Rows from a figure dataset
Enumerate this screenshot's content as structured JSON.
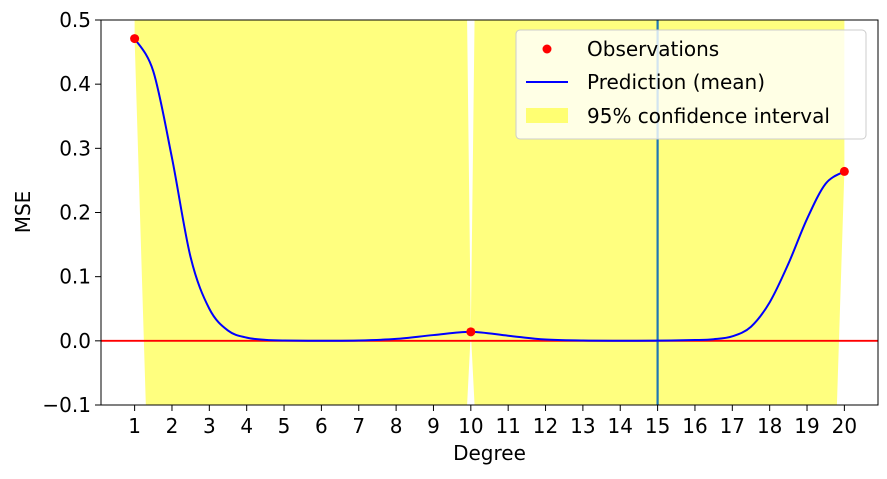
{
  "chart_data": {
    "type": "line",
    "title": "",
    "xlabel": "Degree",
    "ylabel": "MSE",
    "xlim": [
      0.1,
      20.9
    ],
    "ylim": [
      -0.1,
      0.5
    ],
    "xticks": [
      1,
      2,
      3,
      4,
      5,
      6,
      7,
      8,
      9,
      10,
      11,
      12,
      13,
      14,
      15,
      16,
      17,
      18,
      19,
      20
    ],
    "yticks": [
      -0.1,
      0.0,
      0.1,
      0.2,
      0.3,
      0.4,
      0.5
    ],
    "ytick_labels": [
      "−0.1",
      "0.0",
      "0.1",
      "0.2",
      "0.3",
      "0.4",
      "0.5"
    ],
    "grid": false,
    "legend_position": "top-right",
    "legend": {
      "observations": "Observations",
      "prediction": "Prediction (mean)",
      "interval": "95% confidence interval"
    },
    "observations": {
      "name": "Observations",
      "color": "#ff0000",
      "x": [
        1,
        10,
        20
      ],
      "y": [
        0.471,
        0.014,
        0.264
      ]
    },
    "prediction": {
      "name": "Prediction (mean)",
      "color": "#0000ff",
      "x": [
        1,
        1.5,
        2,
        2.5,
        3,
        3.5,
        4,
        4.5,
        5,
        6,
        7,
        8,
        9,
        10,
        11,
        12,
        13,
        14,
        15,
        16,
        16.5,
        17,
        17.5,
        18,
        18.5,
        19,
        19.5,
        20
      ],
      "y": [
        0.471,
        0.42,
        0.285,
        0.13,
        0.05,
        0.016,
        0.005,
        0.0015,
        0.0005,
        0.0002,
        0.0005,
        0.003,
        0.009,
        0.014,
        0.008,
        0.002,
        0.0005,
        0.0002,
        0.0003,
        0.0012,
        0.0025,
        0.007,
        0.022,
        0.06,
        0.12,
        0.19,
        0.245,
        0.264
      ]
    },
    "confidence_interval": {
      "name": "95% confidence interval",
      "color": "#ffff00",
      "opacity": 0.5,
      "x": [
        1,
        1.3,
        9.9,
        10,
        10.1,
        19.8,
        20
      ],
      "lower": [
        0.47,
        -0.1,
        -0.1,
        0.014,
        -0.1,
        -0.1,
        0.264
      ],
      "upper": [
        0.5,
        0.5,
        0.5,
        0.014,
        0.5,
        0.5,
        0.5
      ]
    },
    "hlines": [
      {
        "y": 0.0,
        "color": "#ff0000"
      }
    ],
    "vlines": [
      {
        "x": 15,
        "color": "#1f77b4"
      }
    ]
  }
}
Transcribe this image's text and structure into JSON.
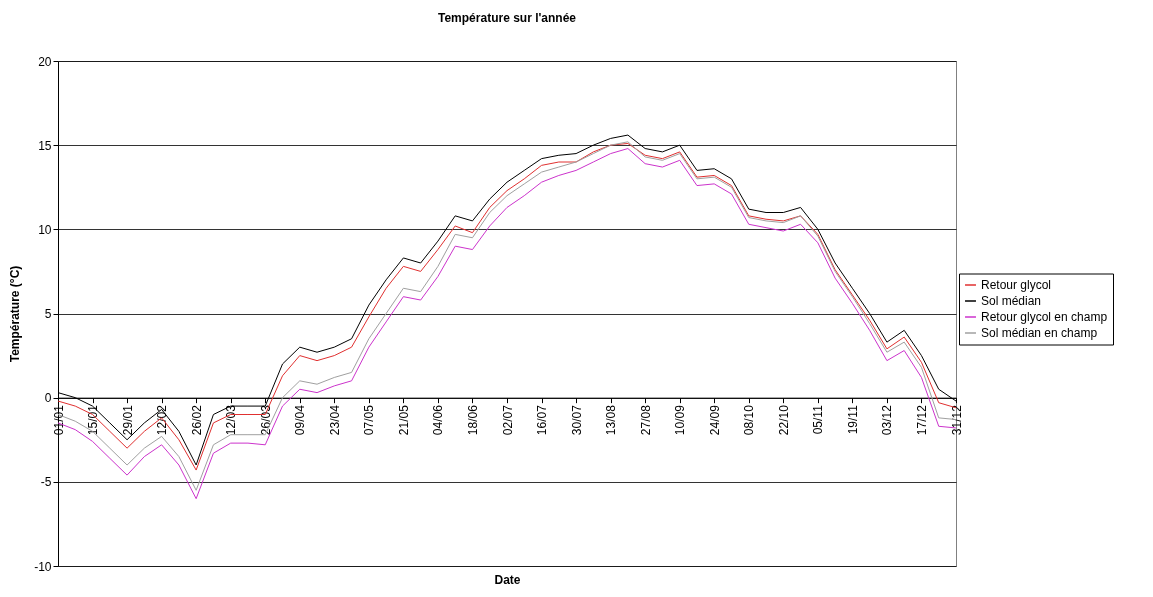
{
  "chart_data": {
    "type": "line",
    "title": "Température sur l'année",
    "xlabel": "Date",
    "ylabel": "Température (°C)",
    "x": [
      "--01-01",
      "--01-08",
      "--01-15",
      "--01-22",
      "--01-29",
      "--02-05",
      "--02-12",
      "--02-19",
      "--02-26",
      "--03-05",
      "--03-12",
      "--03-19",
      "--03-26",
      "--04-02",
      "--04-09",
      "--04-16",
      "--04-23",
      "--04-30",
      "--05-07",
      "--05-14",
      "--05-21",
      "--05-28",
      "--06-04",
      "--06-11",
      "--06-18",
      "--06-25",
      "--07-02",
      "--07-09",
      "--07-16",
      "--07-23",
      "--07-30",
      "--08-06",
      "--08-13",
      "--08-20",
      "--08-27",
      "--09-03",
      "--09-10",
      "--09-17",
      "--09-24",
      "--10-01",
      "--10-08",
      "--10-15",
      "--10-22",
      "--10-29",
      "--11-05",
      "--11-12",
      "--11-19",
      "--11-26",
      "--12-03",
      "--12-10",
      "--12-17",
      "--12-24",
      "--12-31"
    ],
    "series": [
      {
        "name": "Retour glycol",
        "color": "#e03030",
        "values": [
          -0.2,
          -0.5,
          -1.0,
          -2.0,
          -3.0,
          -2.0,
          -1.2,
          -2.5,
          -4.3,
          -1.5,
          -1.0,
          -1.0,
          -1.0,
          1.3,
          2.5,
          2.2,
          2.5,
          3.0,
          4.8,
          6.5,
          7.8,
          7.5,
          8.8,
          10.2,
          9.8,
          11.3,
          12.3,
          13.0,
          13.8,
          14.0,
          14.0,
          14.6,
          15.0,
          15.1,
          14.4,
          14.2,
          14.6,
          13.1,
          13.2,
          12.6,
          10.8,
          10.6,
          10.5,
          10.8,
          9.7,
          7.6,
          6.1,
          4.6,
          2.9,
          3.6,
          2.1,
          -0.3,
          -0.6
        ]
      },
      {
        "name": "Sol médian",
        "color": "#000000",
        "values": [
          0.3,
          0,
          -0.5,
          -1.5,
          -2.5,
          -1.5,
          -0.7,
          -2.0,
          -4.0,
          -1.0,
          -0.5,
          -0.5,
          -0.5,
          2.0,
          3.0,
          2.7,
          3.0,
          3.5,
          5.5,
          7.0,
          8.3,
          8.0,
          9.3,
          10.8,
          10.5,
          11.8,
          12.8,
          13.5,
          14.2,
          14.4,
          14.5,
          15.0,
          15.4,
          15.6,
          14.8,
          14.6,
          15.0,
          13.5,
          13.6,
          13.0,
          11.2,
          11.0,
          11.0,
          11.3,
          10.0,
          8.0,
          6.5,
          5.0,
          3.3,
          4.0,
          2.5,
          0.5,
          -0.2
        ]
      },
      {
        "name": "Retour glycol en champ",
        "color": "#cc33cc",
        "values": [
          -1.5,
          -1.9,
          -2.6,
          -3.6,
          -4.6,
          -3.5,
          -2.8,
          -4.0,
          -6.0,
          -3.3,
          -2.7,
          -2.7,
          -2.8,
          -0.5,
          0.5,
          0.3,
          0.7,
          1.0,
          3.0,
          4.5,
          6.0,
          5.8,
          7.2,
          9.0,
          8.8,
          10.2,
          11.3,
          12.0,
          12.8,
          13.2,
          13.5,
          14.0,
          14.5,
          14.8,
          13.9,
          13.7,
          14.1,
          12.6,
          12.7,
          12.1,
          10.3,
          10.1,
          9.9,
          10.3,
          9.2,
          7.1,
          5.6,
          4.0,
          2.2,
          2.8,
          1.2,
          -1.7,
          -1.8
        ]
      },
      {
        "name": "Sol médian en champ",
        "color": "#a0a0a0",
        "values": [
          -1.0,
          -1.4,
          -2.0,
          -3.0,
          -4.0,
          -3.0,
          -2.3,
          -3.5,
          -5.5,
          -2.8,
          -2.2,
          -2.2,
          -2.2,
          0.0,
          1.0,
          0.8,
          1.2,
          1.5,
          3.5,
          5.0,
          6.5,
          6.3,
          7.8,
          9.7,
          9.5,
          11.0,
          12.0,
          12.7,
          13.4,
          13.7,
          14.0,
          14.5,
          15.0,
          15.2,
          14.3,
          14.1,
          14.5,
          13.0,
          13.1,
          12.5,
          10.7,
          10.5,
          10.4,
          10.8,
          9.6,
          7.5,
          6.0,
          4.4,
          2.7,
          3.3,
          1.8,
          -1.2,
          -1.3
        ]
      }
    ],
    "xlim": [
      "--01-01",
      "--12-31"
    ],
    "xticks": [
      {
        "value": "--01-01",
        "label": "01/01"
      },
      {
        "value": "--01-15",
        "label": "15/01"
      },
      {
        "value": "--01-29",
        "label": "29/01"
      },
      {
        "value": "--02-12",
        "label": "12/02"
      },
      {
        "value": "--02-26",
        "label": "26/02"
      },
      {
        "value": "--03-12",
        "label": "12/03"
      },
      {
        "value": "--03-26",
        "label": "26/03"
      },
      {
        "value": "--04-09",
        "label": "09/04"
      },
      {
        "value": "--04-23",
        "label": "23/04"
      },
      {
        "value": "--05-07",
        "label": "07/05"
      },
      {
        "value": "--05-21",
        "label": "21/05"
      },
      {
        "value": "--06-04",
        "label": "04/06"
      },
      {
        "value": "--06-18",
        "label": "18/06"
      },
      {
        "value": "--07-02",
        "label": "02/07"
      },
      {
        "value": "--07-16",
        "label": "16/07"
      },
      {
        "value": "--07-30",
        "label": "30/07"
      },
      {
        "value": "--08-13",
        "label": "13/08"
      },
      {
        "value": "--08-27",
        "label": "27/08"
      },
      {
        "value": "--09-10",
        "label": "10/09"
      },
      {
        "value": "--09-24",
        "label": "24/09"
      },
      {
        "value": "--10-08",
        "label": "08/10"
      },
      {
        "value": "--10-22",
        "label": "22/10"
      },
      {
        "value": "--11-05",
        "label": "05/11"
      },
      {
        "value": "--11-19",
        "label": "19/11"
      },
      {
        "value": "--12-03",
        "label": "03/12"
      },
      {
        "value": "--12-17",
        "label": "17/12"
      },
      {
        "value": "--12-31",
        "label": "31/12"
      }
    ],
    "ylim": [
      -10,
      20
    ],
    "yticks": [
      -10,
      -5,
      0,
      5,
      10,
      15,
      20
    ],
    "grid": "y",
    "legend": "right"
  }
}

## SHORT PROBLEM
Filter the records above and return every line that holds the word "this".

## OUTPUT OF THE TASK
Enumerate this screenshot's content as structured JSON.
Transcribe this image's text and structure into JSON.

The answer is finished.